(Records)
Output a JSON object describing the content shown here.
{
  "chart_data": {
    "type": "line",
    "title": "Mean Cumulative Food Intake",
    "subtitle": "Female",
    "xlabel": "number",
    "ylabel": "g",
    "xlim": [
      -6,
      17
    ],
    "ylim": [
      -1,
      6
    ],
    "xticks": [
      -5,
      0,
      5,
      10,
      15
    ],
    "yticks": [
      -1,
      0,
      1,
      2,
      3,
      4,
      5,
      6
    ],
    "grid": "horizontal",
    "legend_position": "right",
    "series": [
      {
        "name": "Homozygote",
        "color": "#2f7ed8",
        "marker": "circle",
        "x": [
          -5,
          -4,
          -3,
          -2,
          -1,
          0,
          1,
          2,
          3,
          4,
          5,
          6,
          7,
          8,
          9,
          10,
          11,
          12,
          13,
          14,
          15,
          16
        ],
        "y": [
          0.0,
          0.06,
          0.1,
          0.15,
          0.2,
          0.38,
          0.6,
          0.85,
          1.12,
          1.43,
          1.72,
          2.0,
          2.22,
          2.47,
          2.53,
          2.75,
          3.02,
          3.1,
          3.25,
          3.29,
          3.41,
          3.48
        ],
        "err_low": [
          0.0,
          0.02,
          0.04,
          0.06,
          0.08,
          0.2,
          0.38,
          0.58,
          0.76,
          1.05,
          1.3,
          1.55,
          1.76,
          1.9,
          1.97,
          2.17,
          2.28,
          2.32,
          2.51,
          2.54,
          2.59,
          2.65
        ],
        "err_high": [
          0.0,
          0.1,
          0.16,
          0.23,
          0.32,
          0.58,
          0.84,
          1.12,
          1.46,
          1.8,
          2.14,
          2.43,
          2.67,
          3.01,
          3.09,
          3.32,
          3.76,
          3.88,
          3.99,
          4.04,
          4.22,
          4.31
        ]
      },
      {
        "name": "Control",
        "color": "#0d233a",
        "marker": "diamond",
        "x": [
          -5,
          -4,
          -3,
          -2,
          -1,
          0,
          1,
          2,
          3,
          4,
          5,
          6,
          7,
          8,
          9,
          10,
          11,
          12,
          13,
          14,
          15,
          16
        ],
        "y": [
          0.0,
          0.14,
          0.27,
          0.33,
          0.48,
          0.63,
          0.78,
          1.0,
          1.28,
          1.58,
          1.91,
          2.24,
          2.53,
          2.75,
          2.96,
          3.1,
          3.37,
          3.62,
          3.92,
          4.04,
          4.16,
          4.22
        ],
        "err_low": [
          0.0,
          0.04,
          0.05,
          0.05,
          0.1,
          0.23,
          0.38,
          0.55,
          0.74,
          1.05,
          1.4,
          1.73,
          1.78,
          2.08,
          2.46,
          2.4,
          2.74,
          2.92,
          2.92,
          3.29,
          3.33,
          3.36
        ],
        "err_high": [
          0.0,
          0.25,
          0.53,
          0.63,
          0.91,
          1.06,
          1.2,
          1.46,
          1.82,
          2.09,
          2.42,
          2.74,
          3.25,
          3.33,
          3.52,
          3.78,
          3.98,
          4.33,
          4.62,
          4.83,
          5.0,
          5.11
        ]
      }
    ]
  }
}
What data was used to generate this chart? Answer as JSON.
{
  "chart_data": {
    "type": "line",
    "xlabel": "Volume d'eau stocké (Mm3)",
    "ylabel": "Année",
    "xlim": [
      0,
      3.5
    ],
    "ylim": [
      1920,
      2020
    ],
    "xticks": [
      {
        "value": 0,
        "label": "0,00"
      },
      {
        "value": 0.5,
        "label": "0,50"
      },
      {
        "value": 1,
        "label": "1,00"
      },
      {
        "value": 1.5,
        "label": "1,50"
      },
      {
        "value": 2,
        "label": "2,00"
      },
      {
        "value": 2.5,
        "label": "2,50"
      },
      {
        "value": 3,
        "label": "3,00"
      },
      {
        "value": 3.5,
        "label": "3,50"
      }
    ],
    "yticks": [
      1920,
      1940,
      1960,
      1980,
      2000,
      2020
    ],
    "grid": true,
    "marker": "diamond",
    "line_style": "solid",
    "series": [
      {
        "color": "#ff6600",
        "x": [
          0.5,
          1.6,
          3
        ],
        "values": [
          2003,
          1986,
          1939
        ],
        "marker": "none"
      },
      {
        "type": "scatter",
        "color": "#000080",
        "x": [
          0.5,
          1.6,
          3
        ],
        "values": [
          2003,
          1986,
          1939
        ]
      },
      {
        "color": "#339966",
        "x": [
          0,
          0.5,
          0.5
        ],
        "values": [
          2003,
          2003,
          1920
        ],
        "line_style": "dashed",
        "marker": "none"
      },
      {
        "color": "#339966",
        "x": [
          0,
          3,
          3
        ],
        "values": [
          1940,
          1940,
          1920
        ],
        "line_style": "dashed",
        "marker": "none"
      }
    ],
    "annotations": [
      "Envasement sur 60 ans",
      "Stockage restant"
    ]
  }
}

**TASK DETAILS**
Write out the full set of records exactly as given.

**ANSWER TO THIS EXERCISE**
Output a JSON object describing the content shown here.
{
  "chart_data": {
    "type": "line",
    "title": "Mean Cumulative Food Intake",
    "subtitle": "Female",
    "xlabel": "number",
    "ylabel": "g",
    "xlim": [
      -6,
      17
    ],
    "ylim": [
      -1,
      6
    ],
    "xticks": [
      -5,
      0,
      5,
      10,
      15
    ],
    "yticks": [
      -1,
      0,
      1,
      2,
      3,
      4,
      5,
      6
    ],
    "grid": "horizontal",
    "legend_position": "right",
    "series": [
      {
        "name": "Homozygote",
        "color": "#2f7ed8",
        "marker": "circle",
        "x": [
          -5,
          -4,
          -3,
          -2,
          -1,
          0,
          1,
          2,
          3,
          4,
          5,
          6,
          7,
          8,
          9,
          10,
          11,
          12,
          13,
          14,
          15,
          16
        ],
        "y": [
          0.0,
          0.06,
          0.1,
          0.15,
          0.2,
          0.38,
          0.6,
          0.85,
          1.12,
          1.43,
          1.72,
          2.0,
          2.22,
          2.47,
          2.53,
          2.75,
          3.02,
          3.1,
          3.25,
          3.29,
          3.41,
          3.48
        ],
        "err_low": [
          0.0,
          0.02,
          0.04,
          0.06,
          0.08,
          0.2,
          0.38,
          0.58,
          0.76,
          1.05,
          1.3,
          1.55,
          1.76,
          1.9,
          1.97,
          2.17,
          2.28,
          2.32,
          2.51,
          2.54,
          2.59,
          2.65
        ],
        "err_high": [
          0.0,
          0.1,
          0.16,
          0.23,
          0.32,
          0.58,
          0.84,
          1.12,
          1.46,
          1.8,
          2.14,
          2.43,
          2.67,
          3.01,
          3.09,
          3.32,
          3.76,
          3.88,
          3.99,
          4.04,
          4.22,
          4.31
        ]
      },
      {
        "name": "Control",
        "color": "#0d233a",
        "marker": "diamond",
        "x": [
          -5,
          -4,
          -3,
          -2,
          -1,
          0,
          1,
          2,
          3,
          4,
          5,
          6,
          7,
          8,
          9,
          10,
          11,
          12,
          13,
          14,
          15,
          16
        ],
        "y": [
          0.0,
          0.14,
          0.27,
          0.33,
          0.48,
          0.63,
          0.78,
          1.0,
          1.28,
          1.58,
          1.91,
          2.24,
          2.53,
          2.75,
          2.96,
          3.1,
          3.37,
          3.62,
          3.92,
          4.04,
          4.16,
          4.22
        ],
        "err_low": [
          0.0,
          0.04,
          0.05,
          0.05,
          0.1,
          0.23,
          0.38,
          0.55,
          0.74,
          1.05,
          1.4,
          1.73,
          1.78,
          2.08,
          2.46,
          2.4,
          2.74,
          2.92,
          2.92,
          3.29,
          3.33,
          3.36
        ],
        "err_high": [
          0.0,
          0.25,
          0.53,
          0.63,
          0.91,
          1.06,
          1.2,
          1.46,
          1.82,
          2.09,
          2.42,
          2.74,
          3.25,
          3.33,
          3.52,
          3.78,
          3.98,
          4.33,
          4.62,
          4.83,
          5.0,
          5.11
        ]
      }
    ]
  }
}
What data was used to generate this chart? Answer as JSON.
{
  "chart_data": {
    "type": "line",
    "xlabel": "Volume d'eau stocké (Mm3)",
    "ylabel": "Année",
    "xlim": [
      0,
      3.5
    ],
    "ylim": [
      1920,
      2020
    ],
    "xticks": [
      {
        "value": 0,
        "label": "0,00"
      },
      {
        "value": 0.5,
        "label": "0,50"
      },
      {
        "value": 1,
        "label": "1,00"
      },
      {
        "value": 1.5,
        "label": "1,50"
      },
      {
        "value": 2,
        "label": "2,00"
      },
      {
        "value": 2.5,
        "label": "2,50"
      },
      {
        "value": 3,
        "label": "3,00"
      },
      {
        "value": 3.5,
        "label": "3,50"
      }
    ],
    "yticks": [
      1920,
      1940,
      1960,
      1980,
      2000,
      2020
    ],
    "grid": true,
    "marker": "diamond",
    "line_style": "solid",
    "series": [
      {
        "color": "#ff6600",
        "x": [
          0.5,
          1.6,
          3
        ],
        "values": [
          2003,
          1986,
          1939
        ],
        "marker": "none"
      },
      {
        "type": "scatter",
        "color": "#000080",
        "x": [
          0.5,
          1.6,
          3
        ],
        "values": [
          2003,
          1986,
          1939
        ]
      },
      {
        "color": "#339966",
        "x": [
          0,
          0.5,
          0.5
        ],
        "values": [
          2003,
          2003,
          1920
        ],
        "line_style": "dashed",
        "marker": "none"
      },
      {
        "color": "#339966",
        "x": [
          0,
          3,
          3
        ],
        "values": [
          1940,
          1940,
          1920
        ],
        "line_style": "dashed",
        "marker": "none"
      }
    ],
    "annotations": [
      "Envasement sur 60 ans",
      "Stockage restant"
    ]
  }
}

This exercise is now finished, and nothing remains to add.